- **Set task**
Select every line holding the word "current" and copy it.

- **Records for this task**
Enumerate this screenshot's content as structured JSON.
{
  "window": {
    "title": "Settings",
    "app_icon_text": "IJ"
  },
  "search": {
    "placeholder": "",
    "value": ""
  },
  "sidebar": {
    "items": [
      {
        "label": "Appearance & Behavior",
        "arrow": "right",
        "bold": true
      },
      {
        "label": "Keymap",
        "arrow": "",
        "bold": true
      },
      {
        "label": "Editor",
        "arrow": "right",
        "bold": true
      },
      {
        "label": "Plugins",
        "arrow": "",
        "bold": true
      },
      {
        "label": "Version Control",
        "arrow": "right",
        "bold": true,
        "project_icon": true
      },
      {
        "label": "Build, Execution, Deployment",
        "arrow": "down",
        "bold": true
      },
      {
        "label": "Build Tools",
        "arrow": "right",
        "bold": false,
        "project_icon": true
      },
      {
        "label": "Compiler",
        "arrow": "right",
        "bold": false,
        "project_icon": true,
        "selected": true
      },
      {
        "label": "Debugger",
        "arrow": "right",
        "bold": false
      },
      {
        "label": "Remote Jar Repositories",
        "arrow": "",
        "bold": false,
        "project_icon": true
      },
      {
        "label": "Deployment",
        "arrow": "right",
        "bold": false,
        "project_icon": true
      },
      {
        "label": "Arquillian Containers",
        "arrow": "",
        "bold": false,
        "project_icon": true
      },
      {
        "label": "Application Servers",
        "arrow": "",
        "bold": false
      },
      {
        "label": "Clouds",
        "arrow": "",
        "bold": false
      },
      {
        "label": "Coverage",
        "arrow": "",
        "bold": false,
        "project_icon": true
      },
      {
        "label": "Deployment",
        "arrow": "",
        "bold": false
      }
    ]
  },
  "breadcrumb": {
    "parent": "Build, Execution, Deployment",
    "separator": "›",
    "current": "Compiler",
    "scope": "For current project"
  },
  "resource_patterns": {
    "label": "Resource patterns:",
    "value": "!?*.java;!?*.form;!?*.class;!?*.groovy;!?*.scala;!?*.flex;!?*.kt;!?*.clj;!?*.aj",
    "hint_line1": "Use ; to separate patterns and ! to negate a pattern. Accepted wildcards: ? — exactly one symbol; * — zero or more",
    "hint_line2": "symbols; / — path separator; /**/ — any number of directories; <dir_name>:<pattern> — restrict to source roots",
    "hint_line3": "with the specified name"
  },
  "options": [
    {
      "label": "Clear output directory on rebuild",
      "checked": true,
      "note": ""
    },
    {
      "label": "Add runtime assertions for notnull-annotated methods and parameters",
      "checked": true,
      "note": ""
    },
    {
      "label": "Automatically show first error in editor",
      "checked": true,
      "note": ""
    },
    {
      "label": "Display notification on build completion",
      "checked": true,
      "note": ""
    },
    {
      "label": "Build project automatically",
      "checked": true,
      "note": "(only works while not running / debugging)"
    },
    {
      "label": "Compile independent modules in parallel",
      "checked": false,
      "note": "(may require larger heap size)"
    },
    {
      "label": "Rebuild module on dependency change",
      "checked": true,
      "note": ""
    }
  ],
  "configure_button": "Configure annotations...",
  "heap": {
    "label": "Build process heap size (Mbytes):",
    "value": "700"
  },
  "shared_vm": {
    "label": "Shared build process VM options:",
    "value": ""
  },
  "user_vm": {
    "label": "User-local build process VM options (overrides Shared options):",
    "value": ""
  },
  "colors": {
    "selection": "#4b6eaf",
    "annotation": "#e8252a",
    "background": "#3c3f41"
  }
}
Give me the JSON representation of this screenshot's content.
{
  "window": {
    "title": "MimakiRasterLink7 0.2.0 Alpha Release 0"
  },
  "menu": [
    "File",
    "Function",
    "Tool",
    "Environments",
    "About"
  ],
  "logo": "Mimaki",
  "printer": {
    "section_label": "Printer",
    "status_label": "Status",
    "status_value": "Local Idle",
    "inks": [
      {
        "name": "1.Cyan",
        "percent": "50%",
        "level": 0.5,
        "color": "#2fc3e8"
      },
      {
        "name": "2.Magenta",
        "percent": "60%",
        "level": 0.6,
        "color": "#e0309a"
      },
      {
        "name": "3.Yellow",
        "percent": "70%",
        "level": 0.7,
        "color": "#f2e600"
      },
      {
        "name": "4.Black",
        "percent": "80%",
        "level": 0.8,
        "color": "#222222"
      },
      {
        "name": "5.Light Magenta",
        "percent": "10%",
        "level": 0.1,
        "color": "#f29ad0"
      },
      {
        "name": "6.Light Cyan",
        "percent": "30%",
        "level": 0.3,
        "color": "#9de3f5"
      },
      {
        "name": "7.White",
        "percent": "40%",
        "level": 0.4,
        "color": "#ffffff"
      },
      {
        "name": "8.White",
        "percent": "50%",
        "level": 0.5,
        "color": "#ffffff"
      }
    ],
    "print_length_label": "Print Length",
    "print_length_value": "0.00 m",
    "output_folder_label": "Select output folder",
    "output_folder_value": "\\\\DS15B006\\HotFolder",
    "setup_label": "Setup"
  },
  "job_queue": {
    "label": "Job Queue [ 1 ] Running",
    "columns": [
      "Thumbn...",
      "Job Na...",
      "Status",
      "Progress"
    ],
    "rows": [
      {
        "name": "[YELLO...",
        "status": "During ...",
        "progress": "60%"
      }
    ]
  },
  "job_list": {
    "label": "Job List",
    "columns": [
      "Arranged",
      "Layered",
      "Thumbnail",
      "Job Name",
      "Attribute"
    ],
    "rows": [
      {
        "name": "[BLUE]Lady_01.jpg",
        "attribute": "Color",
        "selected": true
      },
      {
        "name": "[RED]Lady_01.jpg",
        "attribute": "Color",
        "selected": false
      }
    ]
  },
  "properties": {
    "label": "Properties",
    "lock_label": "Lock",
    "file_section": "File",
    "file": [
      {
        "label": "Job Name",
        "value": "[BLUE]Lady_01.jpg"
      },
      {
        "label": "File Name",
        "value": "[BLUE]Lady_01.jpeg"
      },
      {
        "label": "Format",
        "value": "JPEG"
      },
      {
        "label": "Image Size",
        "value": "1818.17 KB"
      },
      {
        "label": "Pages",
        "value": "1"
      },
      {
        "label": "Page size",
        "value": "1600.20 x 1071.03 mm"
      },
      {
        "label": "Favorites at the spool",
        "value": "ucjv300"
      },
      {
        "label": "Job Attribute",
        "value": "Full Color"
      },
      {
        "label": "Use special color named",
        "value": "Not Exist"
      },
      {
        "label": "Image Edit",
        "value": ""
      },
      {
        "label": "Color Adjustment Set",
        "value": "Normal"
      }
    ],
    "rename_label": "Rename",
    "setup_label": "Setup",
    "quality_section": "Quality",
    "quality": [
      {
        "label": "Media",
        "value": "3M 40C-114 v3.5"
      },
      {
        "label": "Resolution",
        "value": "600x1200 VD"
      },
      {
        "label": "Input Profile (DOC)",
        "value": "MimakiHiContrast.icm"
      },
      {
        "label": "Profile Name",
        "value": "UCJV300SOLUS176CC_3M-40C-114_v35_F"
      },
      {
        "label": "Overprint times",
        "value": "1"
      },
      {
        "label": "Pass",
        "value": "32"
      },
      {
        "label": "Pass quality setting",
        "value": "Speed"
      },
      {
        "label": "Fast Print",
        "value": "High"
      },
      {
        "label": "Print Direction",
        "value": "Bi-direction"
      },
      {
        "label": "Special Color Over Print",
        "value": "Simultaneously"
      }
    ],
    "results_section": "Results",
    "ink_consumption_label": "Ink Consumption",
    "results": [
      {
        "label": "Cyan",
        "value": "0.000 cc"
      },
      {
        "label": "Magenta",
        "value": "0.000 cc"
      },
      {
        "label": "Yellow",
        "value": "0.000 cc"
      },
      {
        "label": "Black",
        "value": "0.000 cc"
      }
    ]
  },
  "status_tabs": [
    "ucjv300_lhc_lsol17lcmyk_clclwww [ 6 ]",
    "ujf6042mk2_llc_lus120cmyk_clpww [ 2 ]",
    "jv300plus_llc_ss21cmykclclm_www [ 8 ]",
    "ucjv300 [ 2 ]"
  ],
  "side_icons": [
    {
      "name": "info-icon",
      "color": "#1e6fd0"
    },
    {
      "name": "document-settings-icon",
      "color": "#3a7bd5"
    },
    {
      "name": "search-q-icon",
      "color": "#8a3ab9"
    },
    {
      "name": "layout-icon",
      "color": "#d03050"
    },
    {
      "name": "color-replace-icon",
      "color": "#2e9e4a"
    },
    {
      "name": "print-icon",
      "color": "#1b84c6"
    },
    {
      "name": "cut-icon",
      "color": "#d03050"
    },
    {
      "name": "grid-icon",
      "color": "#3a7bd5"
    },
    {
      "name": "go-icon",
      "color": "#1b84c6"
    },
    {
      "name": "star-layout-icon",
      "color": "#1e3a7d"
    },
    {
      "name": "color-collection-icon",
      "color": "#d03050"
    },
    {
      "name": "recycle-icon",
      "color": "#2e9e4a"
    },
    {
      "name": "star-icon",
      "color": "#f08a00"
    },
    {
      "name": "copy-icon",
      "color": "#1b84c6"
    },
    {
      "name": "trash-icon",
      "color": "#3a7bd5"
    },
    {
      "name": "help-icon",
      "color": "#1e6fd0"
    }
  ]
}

- **Answer to the exercise**
    "current": "Compiler",
    "scope": "For current project"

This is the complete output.